EXERCISE REQUIREMENTS: State how many lines contain "Alert", and write nothing except that count.

RECORDS:
— Begin —
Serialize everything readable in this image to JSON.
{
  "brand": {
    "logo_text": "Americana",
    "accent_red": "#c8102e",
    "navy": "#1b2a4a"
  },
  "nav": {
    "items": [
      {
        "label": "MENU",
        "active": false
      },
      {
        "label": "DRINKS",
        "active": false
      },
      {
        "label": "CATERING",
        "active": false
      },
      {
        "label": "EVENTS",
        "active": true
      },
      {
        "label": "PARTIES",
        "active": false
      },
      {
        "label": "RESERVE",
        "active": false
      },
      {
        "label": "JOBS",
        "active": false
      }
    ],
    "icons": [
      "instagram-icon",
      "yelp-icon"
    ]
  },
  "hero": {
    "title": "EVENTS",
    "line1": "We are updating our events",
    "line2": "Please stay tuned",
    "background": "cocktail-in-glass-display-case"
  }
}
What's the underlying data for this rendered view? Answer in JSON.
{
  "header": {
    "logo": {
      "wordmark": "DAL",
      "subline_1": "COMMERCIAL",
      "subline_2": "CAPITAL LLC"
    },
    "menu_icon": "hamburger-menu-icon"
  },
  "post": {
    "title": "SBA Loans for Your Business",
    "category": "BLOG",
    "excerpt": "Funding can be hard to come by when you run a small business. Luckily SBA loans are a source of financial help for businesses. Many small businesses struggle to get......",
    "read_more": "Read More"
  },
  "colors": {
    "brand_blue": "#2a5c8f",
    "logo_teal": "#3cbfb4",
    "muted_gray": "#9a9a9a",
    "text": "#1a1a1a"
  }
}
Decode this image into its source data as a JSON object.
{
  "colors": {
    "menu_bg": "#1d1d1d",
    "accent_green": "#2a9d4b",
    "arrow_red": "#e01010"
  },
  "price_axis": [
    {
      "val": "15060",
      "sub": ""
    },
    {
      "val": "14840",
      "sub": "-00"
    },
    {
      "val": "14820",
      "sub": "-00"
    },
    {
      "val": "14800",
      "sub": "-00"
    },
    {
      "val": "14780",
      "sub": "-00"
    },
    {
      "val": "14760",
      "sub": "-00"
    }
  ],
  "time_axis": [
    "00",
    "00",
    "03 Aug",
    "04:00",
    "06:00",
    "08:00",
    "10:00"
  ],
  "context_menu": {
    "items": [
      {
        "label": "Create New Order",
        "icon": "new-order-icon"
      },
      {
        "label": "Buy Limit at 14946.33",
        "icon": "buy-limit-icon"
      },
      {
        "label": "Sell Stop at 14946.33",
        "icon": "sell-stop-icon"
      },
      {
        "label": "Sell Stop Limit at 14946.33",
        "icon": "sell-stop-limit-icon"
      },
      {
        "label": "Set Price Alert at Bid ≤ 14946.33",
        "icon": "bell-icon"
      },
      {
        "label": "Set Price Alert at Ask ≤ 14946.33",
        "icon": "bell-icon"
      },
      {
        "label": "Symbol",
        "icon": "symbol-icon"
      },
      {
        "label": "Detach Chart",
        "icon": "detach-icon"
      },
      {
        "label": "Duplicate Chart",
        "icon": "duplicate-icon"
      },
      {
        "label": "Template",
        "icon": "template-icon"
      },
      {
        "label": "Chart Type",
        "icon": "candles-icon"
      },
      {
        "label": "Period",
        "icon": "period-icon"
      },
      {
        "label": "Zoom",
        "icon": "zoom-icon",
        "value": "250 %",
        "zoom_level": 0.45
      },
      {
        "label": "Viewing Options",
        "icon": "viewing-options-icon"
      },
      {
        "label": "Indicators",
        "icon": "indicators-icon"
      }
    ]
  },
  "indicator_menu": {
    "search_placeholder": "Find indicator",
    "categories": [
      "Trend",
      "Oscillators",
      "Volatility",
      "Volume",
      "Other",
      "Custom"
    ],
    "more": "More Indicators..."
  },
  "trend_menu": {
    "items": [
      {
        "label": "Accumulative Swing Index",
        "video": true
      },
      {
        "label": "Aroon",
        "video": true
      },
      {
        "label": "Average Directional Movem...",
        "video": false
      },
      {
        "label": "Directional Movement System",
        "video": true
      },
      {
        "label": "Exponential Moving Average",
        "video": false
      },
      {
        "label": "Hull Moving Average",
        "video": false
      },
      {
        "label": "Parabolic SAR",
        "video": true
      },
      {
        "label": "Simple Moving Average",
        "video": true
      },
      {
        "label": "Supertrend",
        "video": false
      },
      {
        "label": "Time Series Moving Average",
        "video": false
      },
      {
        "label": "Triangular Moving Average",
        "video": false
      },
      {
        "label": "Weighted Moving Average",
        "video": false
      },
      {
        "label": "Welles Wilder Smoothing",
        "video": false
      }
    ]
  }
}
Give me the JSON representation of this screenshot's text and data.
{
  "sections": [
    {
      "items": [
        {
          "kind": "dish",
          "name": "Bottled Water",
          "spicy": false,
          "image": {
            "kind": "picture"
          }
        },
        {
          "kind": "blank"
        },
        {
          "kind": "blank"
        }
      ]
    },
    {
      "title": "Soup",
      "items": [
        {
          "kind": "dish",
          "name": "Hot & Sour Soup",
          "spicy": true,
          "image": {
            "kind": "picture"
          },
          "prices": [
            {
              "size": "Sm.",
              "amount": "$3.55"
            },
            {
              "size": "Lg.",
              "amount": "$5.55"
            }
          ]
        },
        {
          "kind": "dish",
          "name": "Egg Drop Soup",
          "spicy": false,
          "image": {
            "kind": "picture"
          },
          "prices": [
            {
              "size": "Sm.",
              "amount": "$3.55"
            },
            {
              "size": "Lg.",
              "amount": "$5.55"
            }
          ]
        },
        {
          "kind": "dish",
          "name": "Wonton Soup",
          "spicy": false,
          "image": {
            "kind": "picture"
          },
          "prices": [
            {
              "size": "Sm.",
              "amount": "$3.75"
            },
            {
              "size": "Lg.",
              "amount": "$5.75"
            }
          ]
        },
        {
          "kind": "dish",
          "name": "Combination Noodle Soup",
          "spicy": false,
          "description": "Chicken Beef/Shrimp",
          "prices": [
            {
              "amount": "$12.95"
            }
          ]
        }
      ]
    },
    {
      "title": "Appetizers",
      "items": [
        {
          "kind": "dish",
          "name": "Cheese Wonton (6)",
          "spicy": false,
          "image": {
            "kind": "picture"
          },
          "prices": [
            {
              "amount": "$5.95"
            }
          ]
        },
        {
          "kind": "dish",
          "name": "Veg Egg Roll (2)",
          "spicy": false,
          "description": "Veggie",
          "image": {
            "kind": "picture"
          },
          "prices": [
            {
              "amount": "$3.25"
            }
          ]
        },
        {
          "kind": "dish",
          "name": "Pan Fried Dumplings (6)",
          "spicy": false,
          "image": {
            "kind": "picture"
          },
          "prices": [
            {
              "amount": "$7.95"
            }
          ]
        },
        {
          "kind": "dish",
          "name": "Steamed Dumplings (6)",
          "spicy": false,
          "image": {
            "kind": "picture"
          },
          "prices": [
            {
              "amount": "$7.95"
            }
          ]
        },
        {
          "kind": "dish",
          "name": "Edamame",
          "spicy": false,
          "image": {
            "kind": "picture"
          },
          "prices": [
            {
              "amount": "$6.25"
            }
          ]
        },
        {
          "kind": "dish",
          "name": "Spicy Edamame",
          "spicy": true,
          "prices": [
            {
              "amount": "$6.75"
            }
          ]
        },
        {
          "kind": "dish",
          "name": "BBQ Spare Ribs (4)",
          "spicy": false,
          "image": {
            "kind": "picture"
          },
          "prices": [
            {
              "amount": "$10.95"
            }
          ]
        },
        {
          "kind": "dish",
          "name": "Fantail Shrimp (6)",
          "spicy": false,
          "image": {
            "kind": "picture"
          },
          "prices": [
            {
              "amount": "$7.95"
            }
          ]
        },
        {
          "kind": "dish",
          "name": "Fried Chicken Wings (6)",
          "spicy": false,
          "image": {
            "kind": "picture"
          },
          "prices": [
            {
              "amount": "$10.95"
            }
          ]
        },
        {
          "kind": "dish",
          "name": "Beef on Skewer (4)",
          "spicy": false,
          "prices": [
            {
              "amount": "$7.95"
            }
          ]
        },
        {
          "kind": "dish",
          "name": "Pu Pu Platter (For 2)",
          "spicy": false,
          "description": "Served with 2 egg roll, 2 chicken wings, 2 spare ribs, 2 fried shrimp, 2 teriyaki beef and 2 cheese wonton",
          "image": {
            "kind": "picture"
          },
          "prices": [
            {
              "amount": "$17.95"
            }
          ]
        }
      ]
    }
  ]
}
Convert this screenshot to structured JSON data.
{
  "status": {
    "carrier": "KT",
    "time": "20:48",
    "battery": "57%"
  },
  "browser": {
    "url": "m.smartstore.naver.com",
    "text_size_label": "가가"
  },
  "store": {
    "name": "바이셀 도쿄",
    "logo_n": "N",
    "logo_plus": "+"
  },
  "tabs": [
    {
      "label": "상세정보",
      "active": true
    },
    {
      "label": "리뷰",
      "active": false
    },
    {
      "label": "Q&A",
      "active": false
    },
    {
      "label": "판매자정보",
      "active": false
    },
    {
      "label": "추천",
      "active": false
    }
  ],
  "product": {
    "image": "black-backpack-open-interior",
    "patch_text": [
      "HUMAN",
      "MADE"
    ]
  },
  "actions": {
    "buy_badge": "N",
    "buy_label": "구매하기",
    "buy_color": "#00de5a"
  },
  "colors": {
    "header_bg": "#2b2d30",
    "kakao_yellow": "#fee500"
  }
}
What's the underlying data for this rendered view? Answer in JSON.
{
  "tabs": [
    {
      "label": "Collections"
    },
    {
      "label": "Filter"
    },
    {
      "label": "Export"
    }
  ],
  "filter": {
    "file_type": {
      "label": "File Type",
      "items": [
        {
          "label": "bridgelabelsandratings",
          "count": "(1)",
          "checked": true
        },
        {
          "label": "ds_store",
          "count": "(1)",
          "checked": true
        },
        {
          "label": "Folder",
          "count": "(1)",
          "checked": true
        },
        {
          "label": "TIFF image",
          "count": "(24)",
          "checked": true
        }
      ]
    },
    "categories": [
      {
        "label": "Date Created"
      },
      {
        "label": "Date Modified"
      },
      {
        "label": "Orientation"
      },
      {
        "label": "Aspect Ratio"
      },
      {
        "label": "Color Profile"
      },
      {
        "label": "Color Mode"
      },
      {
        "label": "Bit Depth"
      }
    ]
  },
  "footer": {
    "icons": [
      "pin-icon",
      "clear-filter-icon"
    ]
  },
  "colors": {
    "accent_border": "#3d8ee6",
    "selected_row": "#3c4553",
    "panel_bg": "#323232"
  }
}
— End —
SOLUTION: 2